**EXERCISE:** List all lines of the data containing the word "milliers".

**LISTED RECORDS:**
=-=-=-=-=

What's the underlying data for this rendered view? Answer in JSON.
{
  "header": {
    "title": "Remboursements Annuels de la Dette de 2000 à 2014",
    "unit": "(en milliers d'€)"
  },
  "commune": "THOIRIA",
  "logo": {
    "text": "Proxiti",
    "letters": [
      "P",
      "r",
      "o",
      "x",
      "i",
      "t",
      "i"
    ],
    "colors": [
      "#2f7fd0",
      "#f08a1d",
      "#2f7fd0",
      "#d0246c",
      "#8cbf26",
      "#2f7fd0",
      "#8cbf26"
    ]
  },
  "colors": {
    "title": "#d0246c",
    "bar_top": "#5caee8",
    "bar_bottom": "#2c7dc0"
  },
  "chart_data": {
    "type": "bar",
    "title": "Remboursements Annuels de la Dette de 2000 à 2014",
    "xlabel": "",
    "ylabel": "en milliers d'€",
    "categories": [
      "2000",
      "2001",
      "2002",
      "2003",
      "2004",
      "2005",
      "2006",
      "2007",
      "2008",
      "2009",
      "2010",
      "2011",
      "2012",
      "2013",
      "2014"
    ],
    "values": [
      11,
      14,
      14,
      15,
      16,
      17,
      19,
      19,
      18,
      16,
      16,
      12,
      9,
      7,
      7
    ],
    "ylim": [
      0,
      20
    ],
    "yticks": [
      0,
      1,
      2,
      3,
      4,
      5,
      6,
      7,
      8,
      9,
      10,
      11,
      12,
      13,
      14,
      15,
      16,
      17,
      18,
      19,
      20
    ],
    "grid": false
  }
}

=-=-=-=-=

**SOLUTION FOR THIS TASK:**
    "unit": "(en milliers d'€)"
    "ylabel": "en milliers d'€",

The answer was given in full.